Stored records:
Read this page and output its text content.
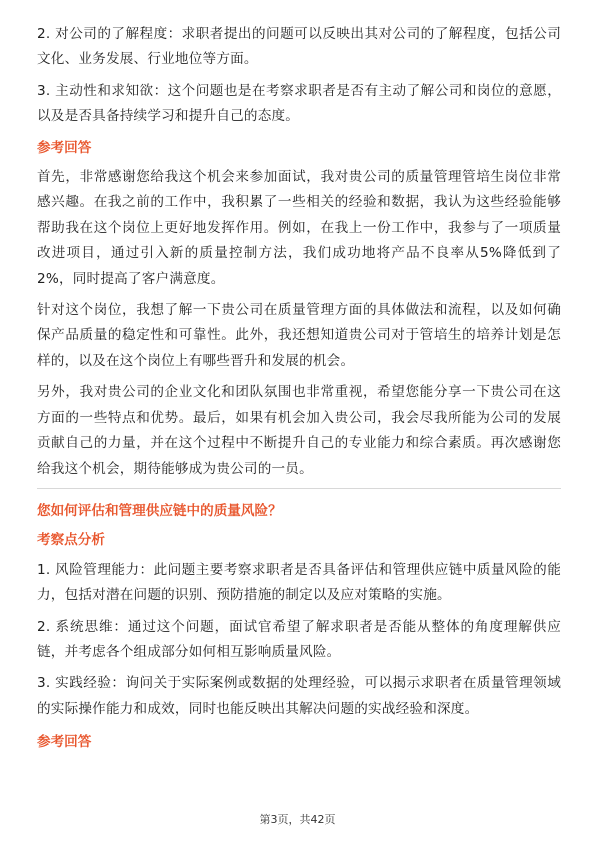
2. 对公司的了解程度：求职者提出的问题可以反映出其对公司的了解程度，包括公司文化、业务发展、行业地位等方面。

3. 主动性和求知欲：这个问题也是在考察求职者是否有主动了解公司和岗位的意愿，以及是否具备持续学习和提升自己的态度。

参考回答

首先，非常感谢您给我这个机会来参加面试，我对贵公司的质量管理管培生岗位非常感兴趣。在我之前的工作中，我积累了一些相关的经验和数据，我认为这些经验能够帮助我在这个岗位上更好地发挥作用。例如，在我上一份工作中，我参与了一项质量改进项目，通过引入新的质量控制方法，我们成功地将产品不良率从5%降低到了2%，同时提高了客户满意度。

针对这个岗位，我想了解一下贵公司在质量管理方面的具体做法和流程，以及如何确保产品质量的稳定性和可靠性。此外，我还想知道贵公司对于管培生的培养计划是怎样的，以及在这个岗位上有哪些晋升和发展的机会。

另外，我对贵公司的企业文化和团队氛围也非常重视，希望您能分享一下贵公司在这方面的一些特点和优势。最后，如果有机会加入贵公司，我会尽我所能为公司的发展贡献自己的力量，并在这个过程中不断提升自己的专业能力和综合素质。再次感谢您给我这个机会，期待能够成为贵公司的一员。

您如何评估和管理供应链中的质量风险？
考察点分析

1. 风险管理能力：此问题主要考察求职者是否具备评估和管理供应链中质量风险的能力，包括对潜在问题的识别、预防措施的制定以及应对策略的实施。

2. 系统思维：通过这个问题，面试官希望了解求职者是否能从整体的角度理解供应链，并考虑各个组成部分如何相互影响质量风险。

3. 实践经验：询问关于实际案例或数据的处理经验，可以揭示求职者在质量管理领域的实际操作能力和成效，同时也能反映出其解决问题的实战经验和深度。

参考回答
第3页，共42页
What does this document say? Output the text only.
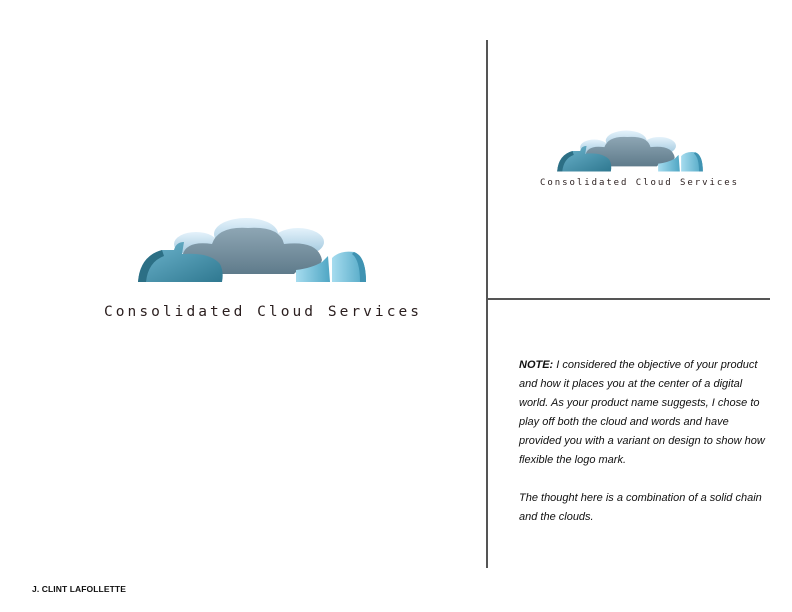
Consolidated Cloud Services
Consolidated Cloud Services

NOTE: I considered the objective of your product and how it places you at the center of a digital world. As your product name suggests, I chose to play off both the cloud and words and have provided you with a variant on design to show how flexible the logo mark.

The thought here is a combination of a solid chain and the clouds.

J. CLINT LAFOLLETTE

* Problem
Write the records out again in full, exactly, and skip every picture.

* Result
Read this page and output its text content.
2. 对公司的了解程度：求职者提出的问题可以反映出其对公司的了解程度，包括公司文化、业务发展、行业地位等方面。

3. 主动性和求知欲：这个问题也是在考察求职者是否有主动了解公司和岗位的意愿，以及是否具备持续学习和提升自己的态度。

参考回答

首先，非常感谢您给我这个机会来参加面试，我对贵公司的质量管理管培生岗位非常感兴趣。在我之前的工作中，我积累了一些相关的经验和数据，我认为这些经验能够帮助我在这个岗位上更好地发挥作用。例如，在我上一份工作中，我参与了一项质量改进项目，通过引入新的质量控制方法，我们成功地将产品不良率从5%降低到了2%，同时提高了客户满意度。

针对这个岗位，我想了解一下贵公司在质量管理方面的具体做法和流程，以及如何确保产品质量的稳定性和可靠性。此外，我还想知道贵公司对于管培生的培养计划是怎样的，以及在这个岗位上有哪些晋升和发展的机会。

另外，我对贵公司的企业文化和团队氛围也非常重视，希望您能分享一下贵公司在这方面的一些特点和优势。最后，如果有机会加入贵公司，我会尽我所能为公司的发展贡献自己的力量，并在这个过程中不断提升自己的专业能力和综合素质。再次感谢您给我这个机会，期待能够成为贵公司的一员。

您如何评估和管理供应链中的质量风险？
考察点分析

1. 风险管理能力：此问题主要考察求职者是否具备评估和管理供应链中质量风险的能力，包括对潜在问题的识别、预防措施的制定以及应对策略的实施。

2. 系统思维：通过这个问题，面试官希望了解求职者是否能从整体的角度理解供应链，并考虑各个组成部分如何相互影响质量风险。

3. 实践经验：询问关于实际案例或数据的处理经验，可以揭示求职者在质量管理领域的实际操作能力和成效，同时也能反映出其解决问题的实战经验和深度。

参考回答
第3页，共42页
What does this document say? Output the text only.
Consolidated Cloud Services
Consolidated Cloud Services

NOTE: I considered the objective of your product and how it places you at the center of a digital world. As your product name suggests, I chose to play off both the cloud and words and have provided you with a variant on design to show how flexible the logo mark.

The thought here is a combination of a solid chain and the clouds.

J. CLINT LAFOLLETTE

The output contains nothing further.